# [Given problem]
Determine the number of lines that have the string "data" in them, and give only that number.

# [Information given]
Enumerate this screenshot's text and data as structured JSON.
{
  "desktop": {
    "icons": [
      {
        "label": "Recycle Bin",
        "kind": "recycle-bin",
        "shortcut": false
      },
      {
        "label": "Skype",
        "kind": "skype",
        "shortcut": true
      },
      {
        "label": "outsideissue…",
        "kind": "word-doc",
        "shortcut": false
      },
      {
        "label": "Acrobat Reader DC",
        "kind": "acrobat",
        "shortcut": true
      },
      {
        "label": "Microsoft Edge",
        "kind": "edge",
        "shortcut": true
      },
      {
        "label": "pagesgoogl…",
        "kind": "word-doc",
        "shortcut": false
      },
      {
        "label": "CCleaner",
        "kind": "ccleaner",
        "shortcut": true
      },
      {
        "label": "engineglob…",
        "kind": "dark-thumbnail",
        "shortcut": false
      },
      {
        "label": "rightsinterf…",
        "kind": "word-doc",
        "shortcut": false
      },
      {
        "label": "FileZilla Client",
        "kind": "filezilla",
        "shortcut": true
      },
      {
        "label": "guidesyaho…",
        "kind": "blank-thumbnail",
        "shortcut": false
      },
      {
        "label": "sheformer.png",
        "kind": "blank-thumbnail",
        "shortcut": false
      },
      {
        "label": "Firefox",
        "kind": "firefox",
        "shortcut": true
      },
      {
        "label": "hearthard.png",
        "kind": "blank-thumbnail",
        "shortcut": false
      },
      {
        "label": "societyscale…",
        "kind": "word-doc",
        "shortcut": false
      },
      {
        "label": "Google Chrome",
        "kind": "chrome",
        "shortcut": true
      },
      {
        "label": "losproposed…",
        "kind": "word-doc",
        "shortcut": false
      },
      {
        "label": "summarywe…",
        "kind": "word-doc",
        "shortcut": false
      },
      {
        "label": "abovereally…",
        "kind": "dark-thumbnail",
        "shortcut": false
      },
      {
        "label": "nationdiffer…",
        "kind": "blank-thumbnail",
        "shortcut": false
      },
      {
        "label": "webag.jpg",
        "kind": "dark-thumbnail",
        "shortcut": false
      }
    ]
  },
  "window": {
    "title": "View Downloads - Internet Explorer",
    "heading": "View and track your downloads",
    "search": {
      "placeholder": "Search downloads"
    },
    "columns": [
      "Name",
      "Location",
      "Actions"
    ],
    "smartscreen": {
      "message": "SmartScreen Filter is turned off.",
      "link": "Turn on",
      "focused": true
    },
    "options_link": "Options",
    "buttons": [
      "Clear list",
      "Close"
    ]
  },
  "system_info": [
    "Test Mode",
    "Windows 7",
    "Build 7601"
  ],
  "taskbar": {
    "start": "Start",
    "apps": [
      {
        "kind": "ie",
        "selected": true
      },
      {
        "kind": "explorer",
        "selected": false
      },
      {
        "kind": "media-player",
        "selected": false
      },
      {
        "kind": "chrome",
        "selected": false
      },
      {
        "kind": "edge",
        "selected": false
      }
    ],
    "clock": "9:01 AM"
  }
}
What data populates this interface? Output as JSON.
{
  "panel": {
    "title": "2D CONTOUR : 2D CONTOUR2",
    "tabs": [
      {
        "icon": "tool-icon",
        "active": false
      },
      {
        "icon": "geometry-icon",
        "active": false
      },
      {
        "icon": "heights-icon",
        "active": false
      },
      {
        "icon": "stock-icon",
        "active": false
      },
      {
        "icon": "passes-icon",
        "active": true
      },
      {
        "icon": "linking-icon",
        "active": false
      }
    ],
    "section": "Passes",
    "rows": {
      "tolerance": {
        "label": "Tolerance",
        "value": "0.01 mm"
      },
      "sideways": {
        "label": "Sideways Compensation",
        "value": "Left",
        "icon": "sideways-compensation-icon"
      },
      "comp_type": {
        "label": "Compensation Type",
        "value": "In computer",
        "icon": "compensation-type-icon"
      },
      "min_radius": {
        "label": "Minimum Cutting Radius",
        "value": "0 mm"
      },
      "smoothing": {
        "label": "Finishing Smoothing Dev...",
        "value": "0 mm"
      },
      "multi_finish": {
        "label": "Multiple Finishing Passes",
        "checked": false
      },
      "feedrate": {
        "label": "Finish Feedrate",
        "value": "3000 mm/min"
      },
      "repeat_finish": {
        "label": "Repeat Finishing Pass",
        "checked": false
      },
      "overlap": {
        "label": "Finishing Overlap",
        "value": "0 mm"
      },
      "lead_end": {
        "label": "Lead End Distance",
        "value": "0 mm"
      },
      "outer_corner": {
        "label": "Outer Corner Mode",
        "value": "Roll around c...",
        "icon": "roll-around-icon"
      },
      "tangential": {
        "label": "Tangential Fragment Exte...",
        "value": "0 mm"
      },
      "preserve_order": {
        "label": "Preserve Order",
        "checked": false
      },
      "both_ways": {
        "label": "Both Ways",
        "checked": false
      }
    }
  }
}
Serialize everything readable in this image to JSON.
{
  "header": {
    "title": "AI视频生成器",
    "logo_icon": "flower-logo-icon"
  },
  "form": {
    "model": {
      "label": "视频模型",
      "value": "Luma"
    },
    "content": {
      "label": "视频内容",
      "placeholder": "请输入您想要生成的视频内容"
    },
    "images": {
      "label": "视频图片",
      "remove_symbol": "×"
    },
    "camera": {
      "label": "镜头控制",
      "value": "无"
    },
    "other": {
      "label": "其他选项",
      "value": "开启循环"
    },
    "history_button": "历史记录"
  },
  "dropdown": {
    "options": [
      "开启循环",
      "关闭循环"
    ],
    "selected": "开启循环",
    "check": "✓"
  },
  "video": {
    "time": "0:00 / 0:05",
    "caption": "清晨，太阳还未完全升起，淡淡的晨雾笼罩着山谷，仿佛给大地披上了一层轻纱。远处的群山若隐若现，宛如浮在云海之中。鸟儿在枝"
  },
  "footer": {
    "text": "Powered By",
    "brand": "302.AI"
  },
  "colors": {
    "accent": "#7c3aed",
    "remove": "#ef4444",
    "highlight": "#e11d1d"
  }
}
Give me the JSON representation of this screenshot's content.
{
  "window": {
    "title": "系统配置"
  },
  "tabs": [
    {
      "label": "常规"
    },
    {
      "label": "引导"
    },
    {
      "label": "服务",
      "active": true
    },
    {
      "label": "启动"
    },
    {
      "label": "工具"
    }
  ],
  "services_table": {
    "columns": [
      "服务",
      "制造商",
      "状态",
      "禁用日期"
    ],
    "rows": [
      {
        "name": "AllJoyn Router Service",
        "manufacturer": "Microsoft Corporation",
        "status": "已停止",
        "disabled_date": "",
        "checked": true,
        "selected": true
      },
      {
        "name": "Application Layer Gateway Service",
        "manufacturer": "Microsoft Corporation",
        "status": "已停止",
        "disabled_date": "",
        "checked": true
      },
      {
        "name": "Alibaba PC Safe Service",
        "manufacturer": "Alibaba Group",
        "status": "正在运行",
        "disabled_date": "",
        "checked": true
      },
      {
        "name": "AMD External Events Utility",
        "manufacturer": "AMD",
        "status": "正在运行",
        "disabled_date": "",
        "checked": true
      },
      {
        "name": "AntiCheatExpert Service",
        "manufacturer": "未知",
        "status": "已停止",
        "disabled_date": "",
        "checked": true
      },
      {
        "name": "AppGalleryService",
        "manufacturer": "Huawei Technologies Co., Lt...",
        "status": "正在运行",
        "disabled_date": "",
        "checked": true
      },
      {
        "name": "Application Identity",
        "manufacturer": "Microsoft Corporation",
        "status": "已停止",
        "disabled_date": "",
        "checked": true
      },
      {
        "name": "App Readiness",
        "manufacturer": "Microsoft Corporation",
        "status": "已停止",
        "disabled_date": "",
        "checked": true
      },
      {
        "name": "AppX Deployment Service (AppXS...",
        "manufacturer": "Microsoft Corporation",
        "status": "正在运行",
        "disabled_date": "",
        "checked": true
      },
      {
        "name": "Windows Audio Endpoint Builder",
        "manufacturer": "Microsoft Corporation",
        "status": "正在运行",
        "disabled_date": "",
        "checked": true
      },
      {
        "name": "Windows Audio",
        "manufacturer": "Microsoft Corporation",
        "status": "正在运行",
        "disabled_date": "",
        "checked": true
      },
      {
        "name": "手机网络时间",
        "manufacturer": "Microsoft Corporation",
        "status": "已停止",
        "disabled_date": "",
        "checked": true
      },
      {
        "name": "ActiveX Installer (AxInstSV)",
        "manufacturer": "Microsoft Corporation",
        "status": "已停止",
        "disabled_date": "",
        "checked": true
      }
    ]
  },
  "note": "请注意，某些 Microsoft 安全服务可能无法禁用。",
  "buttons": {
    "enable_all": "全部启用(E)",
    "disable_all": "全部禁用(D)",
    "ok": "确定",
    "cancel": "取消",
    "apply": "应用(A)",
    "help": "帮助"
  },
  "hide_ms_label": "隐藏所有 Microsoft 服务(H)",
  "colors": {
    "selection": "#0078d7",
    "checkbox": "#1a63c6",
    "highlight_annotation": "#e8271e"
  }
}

# [Response to this task]
2